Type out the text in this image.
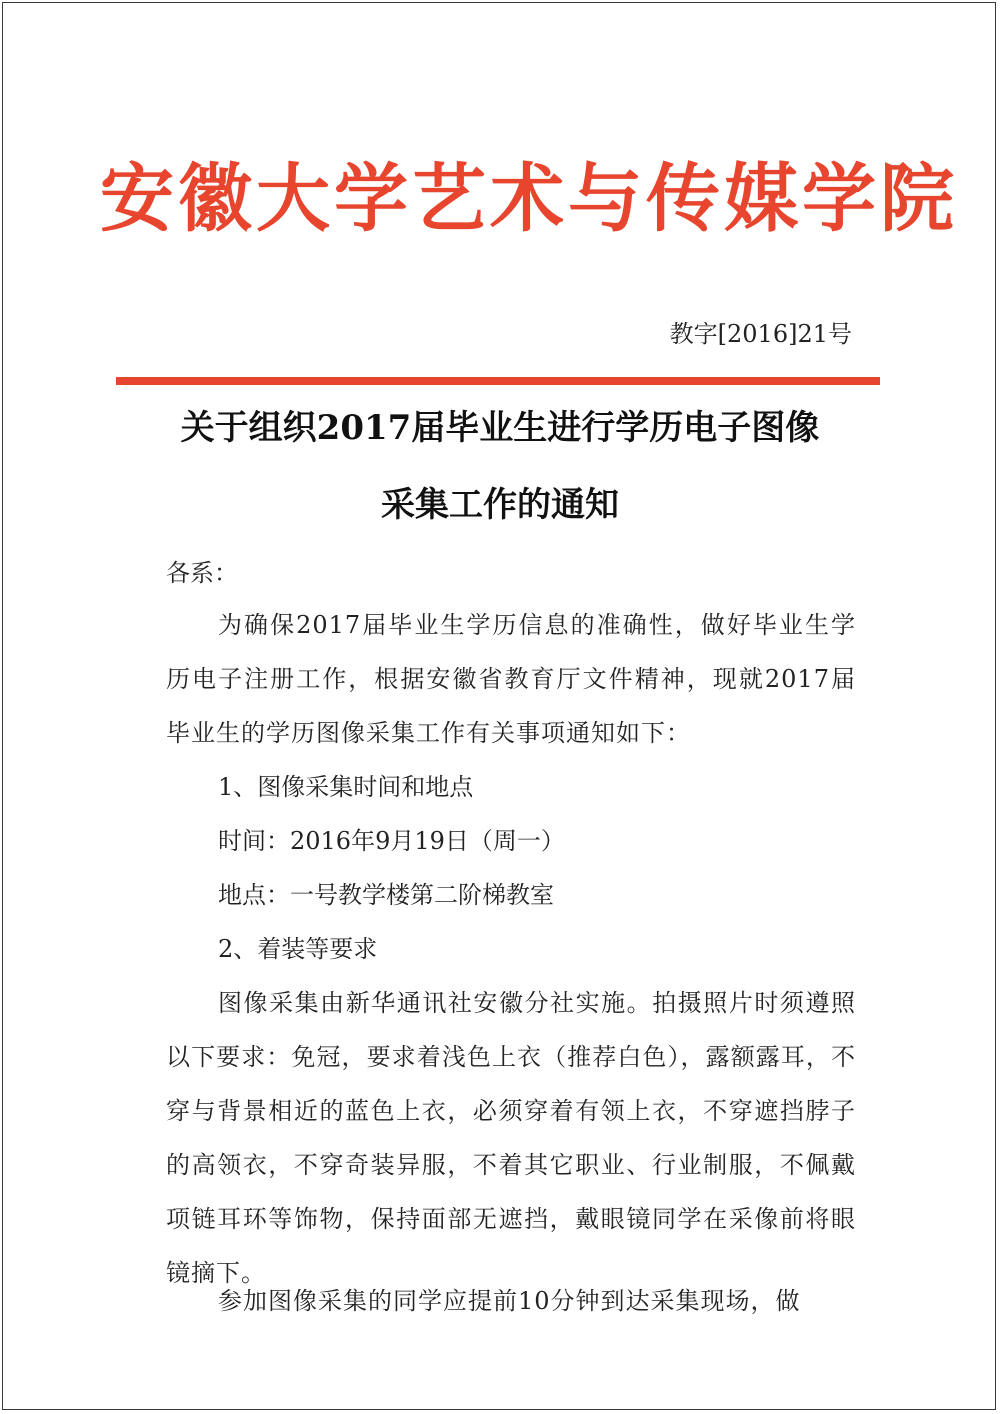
安徽大学艺术与传媒学院
教字[2016]21号
关于组织2017届毕业生进行学历电子图像
采集工作的通知
各系：
为确保2017届毕业生学历信息的准确性，做好毕业生学历电子注册工作，根据安徽省教育厅文件精神，现就2017届毕业生的学历图像采集工作有关事项通知如下：
1、图像采集时间和地点
时间：2016年9月19日（周一）
地点：一号教学楼第二阶梯教室
2、着装等要求
图像采集由新华通讯社安徽分社实施。拍摄照片时须遵照以下要求：免冠，要求着浅色上衣（推荐白色），露额露耳，不穿与背景相近的蓝色上衣，必须穿着有领上衣，不穿遮挡脖子的高领衣，不穿奇装异服，不着其它职业、行业制服，不佩戴项链耳环等饰物，保持面部无遮挡，戴眼镜同学在采像前将眼镜摘下。
参加图像采集的同学应提前10分钟到达采集现场，做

※ ※ ※

### Objective
Exactly reproduce the entries above, minus the pictures.

### Result for this task
Type out the text in this image.
安徽大学艺术与传媒学院
教字[2016]21号
关于组织2017届毕业生进行学历电子图像
采集工作的通知
各系：
为确保2017届毕业生学历信息的准确性，做好毕业生学历电子注册工作，根据安徽省教育厅文件精神，现就2017届毕业生的学历图像采集工作有关事项通知如下：
1、图像采集时间和地点
时间：2016年9月19日（周一）
地点：一号教学楼第二阶梯教室
2、着装等要求
图像采集由新华通讯社安徽分社实施。拍摄照片时须遵照以下要求：免冠，要求着浅色上衣（推荐白色），露额露耳，不穿与背景相近的蓝色上衣，必须穿着有领上衣，不穿遮挡脖子的高领衣，不穿奇装异服，不着其它职业、行业制服，不佩戴项链耳环等饰物，保持面部无遮挡，戴眼镜同学在采像前将眼镜摘下。
参加图像采集的同学应提前10分钟到达采集现场，做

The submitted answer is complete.